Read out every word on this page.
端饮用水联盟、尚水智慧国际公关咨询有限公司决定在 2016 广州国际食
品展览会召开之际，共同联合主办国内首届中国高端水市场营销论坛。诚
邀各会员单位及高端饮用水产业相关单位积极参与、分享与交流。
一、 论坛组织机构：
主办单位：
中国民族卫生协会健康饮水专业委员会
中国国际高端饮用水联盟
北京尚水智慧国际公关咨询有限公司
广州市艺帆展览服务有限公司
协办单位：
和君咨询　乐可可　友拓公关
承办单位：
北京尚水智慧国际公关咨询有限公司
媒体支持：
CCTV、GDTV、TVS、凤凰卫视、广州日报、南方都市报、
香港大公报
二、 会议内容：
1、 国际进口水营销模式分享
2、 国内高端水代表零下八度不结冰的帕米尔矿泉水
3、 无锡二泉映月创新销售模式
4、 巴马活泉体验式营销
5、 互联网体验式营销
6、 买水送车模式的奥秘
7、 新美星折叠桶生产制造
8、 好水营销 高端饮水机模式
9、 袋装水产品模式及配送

Problem: Give back the whole listing, word for word.

Full solution:
Read out every word on this page.
端饮用水联盟、尚水智慧国际公关咨询有限公司决定在 2016 广州国际食
品展览会召开之际，共同联合主办国内首届中国高端水市场营销论坛。诚
邀各会员单位及高端饮用水产业相关单位积极参与、分享与交流。
一、 论坛组织机构：
主办单位：
中国民族卫生协会健康饮水专业委员会
中国国际高端饮用水联盟
北京尚水智慧国际公关咨询有限公司
广州市艺帆展览服务有限公司
协办单位：
和君咨询　乐可可　友拓公关
承办单位：
北京尚水智慧国际公关咨询有限公司
媒体支持：
CCTV、GDTV、TVS、凤凰卫视、广州日报、南方都市报、
香港大公报
二、 会议内容：
1、 国际进口水营销模式分享
2、 国内高端水代表零下八度不结冰的帕米尔矿泉水
3、 无锡二泉映月创新销售模式
4、 巴马活泉体验式营销
5、 互联网体验式营销
6、 买水送车模式的奥秘
7、 新美星折叠桶生产制造
8、 好水营销 高端饮水机模式
9、 袋装水产品模式及配送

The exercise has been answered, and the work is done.